» **Brief**: Each line of the listing that includes the string "rgba" is to be identified and copied.

» **Source records**:
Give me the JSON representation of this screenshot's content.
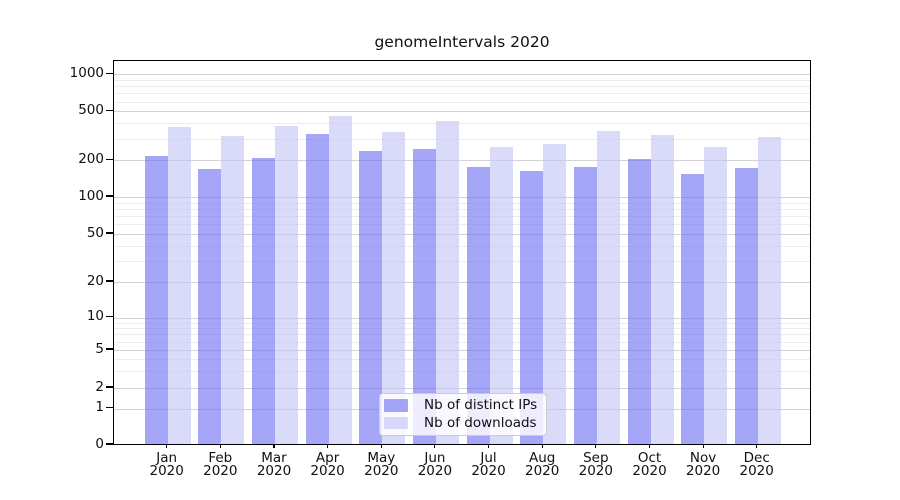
{
  "title": "genomeIntervals 2020",
  "chart_data": {
    "type": "bar",
    "title": "genomeIntervals 2020",
    "categories": [
      [
        "Jan",
        "2020"
      ],
      [
        "Feb",
        "2020"
      ],
      [
        "Mar",
        "2020"
      ],
      [
        "Apr",
        "2020"
      ],
      [
        "May",
        "2020"
      ],
      [
        "Jun",
        "2020"
      ],
      [
        "Jul",
        "2020"
      ],
      [
        "Aug",
        "2020"
      ],
      [
        "Sep",
        "2020"
      ],
      [
        "Oct",
        "2020"
      ],
      [
        "Nov",
        "2020"
      ],
      [
        "Dec",
        "2020"
      ]
    ],
    "series": [
      {
        "name": "Nb of distinct IPs",
        "color": "rgba(111,111,243,0.62)",
        "values": [
          210,
          165,
          205,
          320,
          232,
          242,
          170,
          158,
          170,
          200,
          151,
          168
        ]
      },
      {
        "name": "Nb of downloads",
        "color": "rgba(195,195,245,0.62)",
        "values": [
          365,
          305,
          370,
          445,
          330,
          408,
          250,
          262,
          335,
          313,
          250,
          300
        ]
      }
    ],
    "xlabel": "",
    "ylabel": "",
    "yscale": "symlog",
    "ylim": [
      0,
      1300
    ],
    "y_ticks": [
      0,
      1,
      2,
      5,
      10,
      20,
      50,
      100,
      200,
      500,
      1000
    ],
    "y_minor_gridlines": [
      3,
      4,
      6,
      7,
      8,
      9,
      30,
      40,
      60,
      70,
      80,
      90,
      300,
      400,
      600,
      700,
      800,
      900
    ],
    "grid": "on",
    "legend_position": "lower center"
  },
  "colors": {
    "bar_distinct_ips_on_white": "#a6a6f6",
    "bar_downloads_on_white": "#dadaf9",
    "major_grid": "#d3d3d3",
    "minor_grid": "#ededed",
    "axis": "#000000",
    "background": "#ffffff"
  }
}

» **Exercise result**:
        "color": "rgba(111,111,243,0.62)",
        "color": "rgba(195,195,245,0.62)",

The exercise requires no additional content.